> **REQUEST**
Write out the whole listing exactly as it stands.

> **ROWS**
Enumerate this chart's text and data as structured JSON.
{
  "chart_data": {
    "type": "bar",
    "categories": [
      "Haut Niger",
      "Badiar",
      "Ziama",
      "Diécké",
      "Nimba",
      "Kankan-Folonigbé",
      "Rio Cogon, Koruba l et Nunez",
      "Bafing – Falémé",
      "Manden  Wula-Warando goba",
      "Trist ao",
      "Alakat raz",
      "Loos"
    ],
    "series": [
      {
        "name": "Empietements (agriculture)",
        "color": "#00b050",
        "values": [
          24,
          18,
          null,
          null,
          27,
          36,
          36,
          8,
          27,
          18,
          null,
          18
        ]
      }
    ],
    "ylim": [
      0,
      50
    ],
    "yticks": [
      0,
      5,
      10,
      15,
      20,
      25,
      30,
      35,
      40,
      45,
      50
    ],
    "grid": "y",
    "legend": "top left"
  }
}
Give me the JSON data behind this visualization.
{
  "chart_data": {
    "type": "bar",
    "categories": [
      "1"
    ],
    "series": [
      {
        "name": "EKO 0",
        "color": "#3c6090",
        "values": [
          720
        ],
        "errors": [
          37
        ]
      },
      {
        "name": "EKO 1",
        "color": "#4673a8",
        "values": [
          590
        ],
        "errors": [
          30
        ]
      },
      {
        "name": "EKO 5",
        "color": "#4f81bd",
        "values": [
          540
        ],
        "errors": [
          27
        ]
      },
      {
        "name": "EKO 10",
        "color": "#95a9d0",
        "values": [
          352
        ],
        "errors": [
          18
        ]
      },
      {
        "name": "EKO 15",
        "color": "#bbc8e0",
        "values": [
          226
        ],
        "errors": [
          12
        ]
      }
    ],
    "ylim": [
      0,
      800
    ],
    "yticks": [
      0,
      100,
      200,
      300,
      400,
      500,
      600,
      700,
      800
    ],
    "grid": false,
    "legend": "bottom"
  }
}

> **FINAL RESULT**
Enumerate this chart's text and data as structured JSON.
{
  "chart_data": {
    "type": "bar",
    "categories": [
      "Haut Niger",
      "Badiar",
      "Ziama",
      "Diécké",
      "Nimba",
      "Kankan-Folonigbé",
      "Rio Cogon, Koruba l et Nunez",
      "Bafing – Falémé",
      "Manden  Wula-Warando goba",
      "Trist ao",
      "Alakat raz",
      "Loos"
    ],
    "series": [
      {
        "name": "Empietements (agriculture)",
        "color": "#00b050",
        "values": [
          24,
          18,
          null,
          null,
          27,
          36,
          36,
          8,
          27,
          18,
          null,
          18
        ]
      }
    ],
    "ylim": [
      0,
      50
    ],
    "yticks": [
      0,
      5,
      10,
      15,
      20,
      25,
      30,
      35,
      40,
      45,
      50
    ],
    "grid": "y",
    "legend": "top left"
  }
}
Give me the JSON data behind this visualization.
{
  "chart_data": {
    "type": "bar",
    "categories": [
      "1"
    ],
    "series": [
      {
        "name": "EKO 0",
        "color": "#3c6090",
        "values": [
          720
        ],
        "errors": [
          37
        ]
      },
      {
        "name": "EKO 1",
        "color": "#4673a8",
        "values": [
          590
        ],
        "errors": [
          30
        ]
      },
      {
        "name": "EKO 5",
        "color": "#4f81bd",
        "values": [
          540
        ],
        "errors": [
          27
        ]
      },
      {
        "name": "EKO 10",
        "color": "#95a9d0",
        "values": [
          352
        ],
        "errors": [
          18
        ]
      },
      {
        "name": "EKO 15",
        "color": "#bbc8e0",
        "values": [
          226
        ],
        "errors": [
          12
        ]
      }
    ],
    "ylim": [
      0,
      800
    ],
    "yticks": [
      0,
      100,
      200,
      300,
      400,
      500,
      600,
      700,
      800
    ],
    "grid": false,
    "legend": "bottom"
  }
}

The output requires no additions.